Records for the task —
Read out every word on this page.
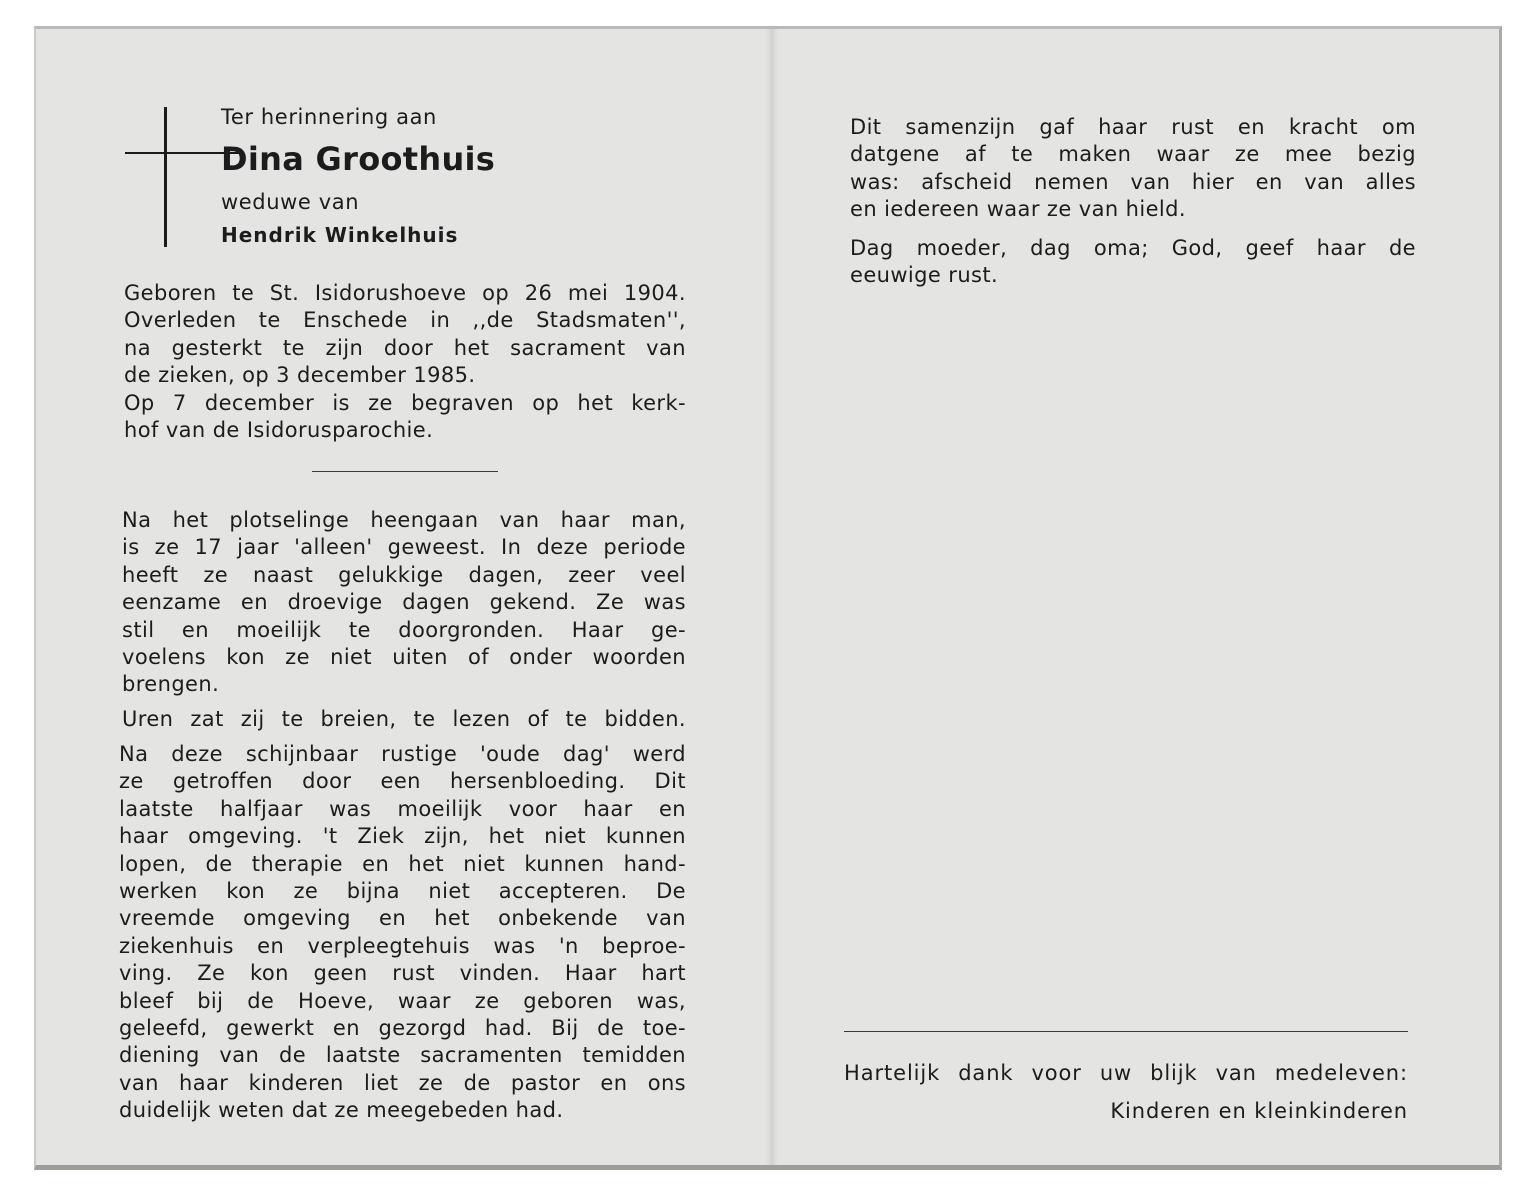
Ter herinnering aan

Dina Groothuis

weduwe van

Hendrik Winkelhuis

Geboren te St. Isidorushoeve op 26 mei 1904.
Overleden te Enschede in ,,de Stadsmaten'',
na gesterkt te zijn door het sacrament van
de zieken, op 3 december 1985.
Op 7 december is ze begraven op het kerk-
hof van de Isidorusparochie.
Na het plotselinge heengaan van haar man,
is ze 17 jaar 'alleen' geweest. In deze periode
heeft ze naast gelukkige dagen, zeer veel
eenzame en droevige dagen gekend. Ze was
stil en moeilijk te doorgronden. Haar ge-
voelens kon ze niet uiten of onder woorden
brengen.
Uren zat zij te breien, te lezen of te bidden.
Na deze schijnbaar rustige 'oude dag' werd
ze getroffen door een hersenbloeding. Dit
laatste halfjaar was moeilijk voor haar en
haar omgeving. 't Ziek zijn, het niet kunnen
lopen, de therapie en het niet kunnen hand-
werken kon ze bijna niet accepteren. De
vreemde omgeving en het onbekende van
ziekenhuis en verpleegtehuis was 'n beproe-
ving. Ze kon geen rust vinden. Haar hart
bleef bij de Hoeve, waar ze geboren was,
geleefd, gewerkt en gezorgd had. Bij de toe-
diening van de laatste sacramenten temidden
van haar kinderen liet ze de pastor en ons
duidelijk weten dat ze meegebeden had.
Dit samenzijn gaf haar rust en kracht om
datgene af te maken waar ze mee bezig
was: afscheid nemen van hier en van alles
en iedereen waar ze van hield.
Dag moeder, dag oma; God, geef haar de
eeuwige rust.

Hartelijk dank voor uw blijk van medeleven:

Kinderen en kleinkinderen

Written problem —
Pictures in the records above are left out; print everything else exactly as written.

Solution to this problem —
Read out every word on this page.
Ter herinnering aan

Dina Groothuis

weduwe van

Hendrik Winkelhuis

Geboren te St. Isidorushoeve op 26 mei 1904.
Overleden te Enschede in ,,de Stadsmaten'',
na gesterkt te zijn door het sacrament van
de zieken, op 3 december 1985.
Op 7 december is ze begraven op het kerk-
hof van de Isidorusparochie.
Na het plotselinge heengaan van haar man,
is ze 17 jaar 'alleen' geweest. In deze periode
heeft ze naast gelukkige dagen, zeer veel
eenzame en droevige dagen gekend. Ze was
stil en moeilijk te doorgronden. Haar ge-
voelens kon ze niet uiten of onder woorden
brengen.
Uren zat zij te breien, te lezen of te bidden.
Na deze schijnbaar rustige 'oude dag' werd
ze getroffen door een hersenbloeding. Dit
laatste halfjaar was moeilijk voor haar en
haar omgeving. 't Ziek zijn, het niet kunnen
lopen, de therapie en het niet kunnen hand-
werken kon ze bijna niet accepteren. De
vreemde omgeving en het onbekende van
ziekenhuis en verpleegtehuis was 'n beproe-
ving. Ze kon geen rust vinden. Haar hart
bleef bij de Hoeve, waar ze geboren was,
geleefd, gewerkt en gezorgd had. Bij de toe-
diening van de laatste sacramenten temidden
van haar kinderen liet ze de pastor en ons
duidelijk weten dat ze meegebeden had.
Dit samenzijn gaf haar rust en kracht om
datgene af te maken waar ze mee bezig
was: afscheid nemen van hier en van alles
en iedereen waar ze van hield.
Dag moeder, dag oma; God, geef haar de
eeuwige rust.

Hartelijk dank voor uw blijk van medeleven:

Kinderen en kleinkinderen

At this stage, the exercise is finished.